● Data supplied:
•••

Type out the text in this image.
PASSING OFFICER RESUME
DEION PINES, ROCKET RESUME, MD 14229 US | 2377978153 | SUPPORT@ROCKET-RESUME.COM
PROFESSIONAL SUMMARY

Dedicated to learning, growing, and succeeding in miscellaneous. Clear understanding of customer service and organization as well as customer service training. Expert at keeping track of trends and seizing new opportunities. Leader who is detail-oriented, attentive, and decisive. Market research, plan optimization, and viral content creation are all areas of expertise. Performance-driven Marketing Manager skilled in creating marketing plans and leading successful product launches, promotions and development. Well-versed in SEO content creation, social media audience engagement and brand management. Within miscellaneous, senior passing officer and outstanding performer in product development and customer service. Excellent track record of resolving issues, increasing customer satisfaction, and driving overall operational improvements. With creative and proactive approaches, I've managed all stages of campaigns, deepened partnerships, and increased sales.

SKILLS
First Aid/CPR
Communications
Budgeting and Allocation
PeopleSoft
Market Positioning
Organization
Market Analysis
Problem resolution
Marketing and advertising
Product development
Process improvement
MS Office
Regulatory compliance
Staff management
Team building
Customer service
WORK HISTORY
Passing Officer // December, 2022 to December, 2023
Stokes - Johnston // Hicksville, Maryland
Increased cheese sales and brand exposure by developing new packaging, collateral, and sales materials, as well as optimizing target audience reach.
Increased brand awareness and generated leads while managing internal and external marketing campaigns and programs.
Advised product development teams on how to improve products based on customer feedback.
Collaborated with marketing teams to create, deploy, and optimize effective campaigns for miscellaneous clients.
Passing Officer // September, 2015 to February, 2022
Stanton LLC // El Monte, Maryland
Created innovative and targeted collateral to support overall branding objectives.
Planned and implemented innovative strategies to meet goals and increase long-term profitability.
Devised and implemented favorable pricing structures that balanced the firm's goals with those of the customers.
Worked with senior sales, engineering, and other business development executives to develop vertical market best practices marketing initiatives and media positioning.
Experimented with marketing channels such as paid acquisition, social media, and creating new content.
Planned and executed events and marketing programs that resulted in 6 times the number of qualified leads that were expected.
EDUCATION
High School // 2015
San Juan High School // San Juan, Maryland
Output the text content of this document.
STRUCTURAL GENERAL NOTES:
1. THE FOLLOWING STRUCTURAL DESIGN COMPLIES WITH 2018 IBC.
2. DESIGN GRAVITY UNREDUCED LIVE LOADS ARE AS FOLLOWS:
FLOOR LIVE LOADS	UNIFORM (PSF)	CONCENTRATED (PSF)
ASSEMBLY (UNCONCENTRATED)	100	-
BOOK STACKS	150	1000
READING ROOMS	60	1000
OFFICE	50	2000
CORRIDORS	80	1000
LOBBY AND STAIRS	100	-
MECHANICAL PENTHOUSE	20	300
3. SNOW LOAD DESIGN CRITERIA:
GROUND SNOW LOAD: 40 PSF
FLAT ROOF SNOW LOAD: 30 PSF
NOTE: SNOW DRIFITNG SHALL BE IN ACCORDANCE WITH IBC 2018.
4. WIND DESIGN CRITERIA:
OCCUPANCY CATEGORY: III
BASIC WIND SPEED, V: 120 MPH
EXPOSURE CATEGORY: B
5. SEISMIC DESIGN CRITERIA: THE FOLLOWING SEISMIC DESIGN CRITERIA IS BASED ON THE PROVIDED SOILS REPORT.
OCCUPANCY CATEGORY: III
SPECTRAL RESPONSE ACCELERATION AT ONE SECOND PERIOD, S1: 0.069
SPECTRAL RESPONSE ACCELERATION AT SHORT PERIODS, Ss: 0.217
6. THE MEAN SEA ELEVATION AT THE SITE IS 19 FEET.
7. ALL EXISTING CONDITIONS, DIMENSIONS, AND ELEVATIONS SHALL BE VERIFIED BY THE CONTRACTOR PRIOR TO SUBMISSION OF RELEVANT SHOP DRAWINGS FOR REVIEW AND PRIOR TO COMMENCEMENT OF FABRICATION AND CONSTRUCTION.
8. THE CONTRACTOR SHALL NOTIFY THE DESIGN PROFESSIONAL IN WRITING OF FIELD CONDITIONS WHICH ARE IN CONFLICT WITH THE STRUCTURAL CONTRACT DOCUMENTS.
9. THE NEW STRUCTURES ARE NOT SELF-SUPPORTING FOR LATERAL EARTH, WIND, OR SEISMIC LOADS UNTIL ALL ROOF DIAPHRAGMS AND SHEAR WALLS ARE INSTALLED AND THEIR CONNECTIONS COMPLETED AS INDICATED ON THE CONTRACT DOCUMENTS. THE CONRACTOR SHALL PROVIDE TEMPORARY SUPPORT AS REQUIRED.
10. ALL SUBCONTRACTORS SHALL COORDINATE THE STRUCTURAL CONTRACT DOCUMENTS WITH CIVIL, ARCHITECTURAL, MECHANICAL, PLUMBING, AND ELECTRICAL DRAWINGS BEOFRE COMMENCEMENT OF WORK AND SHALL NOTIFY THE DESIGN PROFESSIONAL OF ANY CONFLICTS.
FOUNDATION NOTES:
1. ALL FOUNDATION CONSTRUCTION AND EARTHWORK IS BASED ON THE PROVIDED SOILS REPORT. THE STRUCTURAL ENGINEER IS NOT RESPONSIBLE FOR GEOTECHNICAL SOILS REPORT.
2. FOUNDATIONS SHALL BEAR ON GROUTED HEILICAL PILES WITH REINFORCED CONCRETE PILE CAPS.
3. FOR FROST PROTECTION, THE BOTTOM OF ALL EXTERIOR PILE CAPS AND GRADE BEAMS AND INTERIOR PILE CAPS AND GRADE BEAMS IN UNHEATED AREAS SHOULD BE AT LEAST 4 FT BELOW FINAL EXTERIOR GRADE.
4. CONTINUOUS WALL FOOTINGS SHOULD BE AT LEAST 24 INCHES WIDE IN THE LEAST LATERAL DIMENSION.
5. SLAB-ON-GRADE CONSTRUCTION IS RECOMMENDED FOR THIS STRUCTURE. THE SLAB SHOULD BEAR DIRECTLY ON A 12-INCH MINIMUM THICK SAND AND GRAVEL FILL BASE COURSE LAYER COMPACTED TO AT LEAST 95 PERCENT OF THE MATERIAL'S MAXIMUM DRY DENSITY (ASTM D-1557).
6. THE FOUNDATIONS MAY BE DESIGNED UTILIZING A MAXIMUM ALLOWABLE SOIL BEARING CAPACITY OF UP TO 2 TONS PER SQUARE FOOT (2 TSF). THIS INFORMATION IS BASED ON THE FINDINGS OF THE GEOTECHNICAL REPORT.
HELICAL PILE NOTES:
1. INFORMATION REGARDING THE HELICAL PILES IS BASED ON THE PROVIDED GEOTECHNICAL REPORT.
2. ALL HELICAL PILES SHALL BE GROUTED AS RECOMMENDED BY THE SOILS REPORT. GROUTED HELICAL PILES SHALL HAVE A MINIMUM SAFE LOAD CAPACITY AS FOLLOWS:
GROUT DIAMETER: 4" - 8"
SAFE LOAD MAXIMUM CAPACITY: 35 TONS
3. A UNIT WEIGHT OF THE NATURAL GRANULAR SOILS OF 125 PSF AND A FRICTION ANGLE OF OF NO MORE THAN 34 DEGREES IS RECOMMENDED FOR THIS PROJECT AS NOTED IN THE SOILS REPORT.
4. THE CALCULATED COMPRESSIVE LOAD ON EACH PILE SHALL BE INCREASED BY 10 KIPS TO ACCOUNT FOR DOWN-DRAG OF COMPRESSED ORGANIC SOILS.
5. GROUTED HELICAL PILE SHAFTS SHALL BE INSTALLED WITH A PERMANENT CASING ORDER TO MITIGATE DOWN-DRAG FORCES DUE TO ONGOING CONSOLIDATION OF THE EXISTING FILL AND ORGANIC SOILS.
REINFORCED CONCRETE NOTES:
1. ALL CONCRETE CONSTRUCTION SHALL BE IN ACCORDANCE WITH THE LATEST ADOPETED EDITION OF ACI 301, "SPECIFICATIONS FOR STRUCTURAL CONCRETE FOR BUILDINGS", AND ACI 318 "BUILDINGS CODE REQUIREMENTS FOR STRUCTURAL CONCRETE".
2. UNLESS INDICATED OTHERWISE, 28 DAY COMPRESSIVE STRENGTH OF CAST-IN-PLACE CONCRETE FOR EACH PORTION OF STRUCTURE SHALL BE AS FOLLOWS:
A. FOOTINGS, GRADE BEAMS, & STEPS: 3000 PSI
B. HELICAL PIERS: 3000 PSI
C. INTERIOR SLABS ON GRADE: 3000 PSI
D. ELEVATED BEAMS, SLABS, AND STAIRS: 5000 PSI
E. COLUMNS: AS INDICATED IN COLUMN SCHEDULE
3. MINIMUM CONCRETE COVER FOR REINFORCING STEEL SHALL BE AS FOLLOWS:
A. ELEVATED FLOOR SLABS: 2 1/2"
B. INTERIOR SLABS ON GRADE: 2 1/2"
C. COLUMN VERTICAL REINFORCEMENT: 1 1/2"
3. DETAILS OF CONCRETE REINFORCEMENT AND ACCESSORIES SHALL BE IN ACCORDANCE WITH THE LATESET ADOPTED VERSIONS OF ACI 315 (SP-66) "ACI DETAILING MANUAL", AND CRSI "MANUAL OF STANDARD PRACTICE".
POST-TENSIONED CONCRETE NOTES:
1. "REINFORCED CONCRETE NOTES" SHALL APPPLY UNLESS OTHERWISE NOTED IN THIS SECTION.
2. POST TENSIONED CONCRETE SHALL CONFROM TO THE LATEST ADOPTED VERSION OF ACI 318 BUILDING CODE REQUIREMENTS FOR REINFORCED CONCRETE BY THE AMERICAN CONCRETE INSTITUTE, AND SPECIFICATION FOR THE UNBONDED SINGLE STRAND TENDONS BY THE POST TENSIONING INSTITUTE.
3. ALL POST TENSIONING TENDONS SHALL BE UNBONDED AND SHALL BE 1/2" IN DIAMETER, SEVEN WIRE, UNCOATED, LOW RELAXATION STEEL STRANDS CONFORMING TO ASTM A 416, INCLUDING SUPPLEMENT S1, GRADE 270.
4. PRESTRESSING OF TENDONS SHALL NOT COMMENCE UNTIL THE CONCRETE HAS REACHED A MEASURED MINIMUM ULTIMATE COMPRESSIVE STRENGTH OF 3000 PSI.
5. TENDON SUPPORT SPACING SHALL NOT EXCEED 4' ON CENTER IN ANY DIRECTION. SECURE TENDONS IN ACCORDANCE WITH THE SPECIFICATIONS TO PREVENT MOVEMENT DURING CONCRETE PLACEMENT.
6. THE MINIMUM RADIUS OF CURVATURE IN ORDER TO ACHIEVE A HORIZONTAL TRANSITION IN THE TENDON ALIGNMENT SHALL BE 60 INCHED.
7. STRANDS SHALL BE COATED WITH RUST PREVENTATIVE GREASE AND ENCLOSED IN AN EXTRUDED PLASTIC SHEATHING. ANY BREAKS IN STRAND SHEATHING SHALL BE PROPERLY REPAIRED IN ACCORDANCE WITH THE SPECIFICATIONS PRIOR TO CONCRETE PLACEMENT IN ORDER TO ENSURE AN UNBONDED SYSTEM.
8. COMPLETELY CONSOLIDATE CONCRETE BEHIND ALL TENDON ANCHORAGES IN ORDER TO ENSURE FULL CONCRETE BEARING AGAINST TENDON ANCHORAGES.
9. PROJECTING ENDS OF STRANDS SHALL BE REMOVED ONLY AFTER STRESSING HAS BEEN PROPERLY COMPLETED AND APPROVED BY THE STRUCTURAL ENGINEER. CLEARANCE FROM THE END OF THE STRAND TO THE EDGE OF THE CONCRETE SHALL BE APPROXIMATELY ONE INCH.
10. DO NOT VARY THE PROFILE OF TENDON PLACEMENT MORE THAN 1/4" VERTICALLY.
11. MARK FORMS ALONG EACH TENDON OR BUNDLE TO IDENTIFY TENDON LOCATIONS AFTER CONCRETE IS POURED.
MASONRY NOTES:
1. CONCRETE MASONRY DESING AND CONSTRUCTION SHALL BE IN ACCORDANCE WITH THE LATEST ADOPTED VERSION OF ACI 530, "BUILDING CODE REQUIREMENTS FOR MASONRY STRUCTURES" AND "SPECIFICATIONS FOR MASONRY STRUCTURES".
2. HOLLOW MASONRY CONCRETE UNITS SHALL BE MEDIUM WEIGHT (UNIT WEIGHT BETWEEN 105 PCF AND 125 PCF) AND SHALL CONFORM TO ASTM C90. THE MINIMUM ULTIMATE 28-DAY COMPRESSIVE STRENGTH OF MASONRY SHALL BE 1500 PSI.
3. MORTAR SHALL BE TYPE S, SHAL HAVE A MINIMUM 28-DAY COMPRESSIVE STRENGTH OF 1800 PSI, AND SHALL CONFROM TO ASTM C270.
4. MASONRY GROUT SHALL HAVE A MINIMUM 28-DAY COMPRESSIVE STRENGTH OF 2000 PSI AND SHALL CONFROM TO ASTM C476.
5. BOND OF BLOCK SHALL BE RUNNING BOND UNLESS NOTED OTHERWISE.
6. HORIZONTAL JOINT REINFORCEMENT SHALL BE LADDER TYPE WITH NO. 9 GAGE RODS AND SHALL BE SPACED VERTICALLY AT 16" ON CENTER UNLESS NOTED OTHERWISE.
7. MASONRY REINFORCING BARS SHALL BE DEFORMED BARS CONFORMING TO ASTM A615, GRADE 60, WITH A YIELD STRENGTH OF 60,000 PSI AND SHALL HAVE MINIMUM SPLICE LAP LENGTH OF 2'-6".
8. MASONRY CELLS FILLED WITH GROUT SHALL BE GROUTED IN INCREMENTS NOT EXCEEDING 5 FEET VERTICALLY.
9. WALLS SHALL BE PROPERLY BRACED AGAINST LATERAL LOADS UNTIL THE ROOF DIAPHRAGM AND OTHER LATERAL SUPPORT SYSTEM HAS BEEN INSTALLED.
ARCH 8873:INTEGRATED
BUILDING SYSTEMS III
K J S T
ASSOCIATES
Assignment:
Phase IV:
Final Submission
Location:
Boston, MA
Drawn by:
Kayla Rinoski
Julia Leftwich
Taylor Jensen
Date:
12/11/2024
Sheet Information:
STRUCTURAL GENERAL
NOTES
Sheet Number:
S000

•••

Lines in the material above that include the string "UNLESS" should be listed.

2. UNLESS INDICATED OTHERWISE, 28 DAY COMPRESSIVE STRENGTH OF CAST-IN-PLACE CONCRETE FOR EACH PORTION OF STRUCTURE SHALL BE AS FOLLOWS:
1. "REINFORCED CONCRETE NOTES" SHALL APPPLY UNLESS OTHERWISE NOTED IN THIS SECTION.
5. BOND OF BLOCK SHALL BE RUNNING BOND UNLESS NOTED OTHERWISE.
6. HORIZONTAL JOINT REINFORCEMENT SHALL BE LADDER TYPE WITH NO. 9 GAGE RODS AND SHALL BE SPACED VERTICALLY AT 16" ON CENTER UNLESS NOTED OTHERWISE.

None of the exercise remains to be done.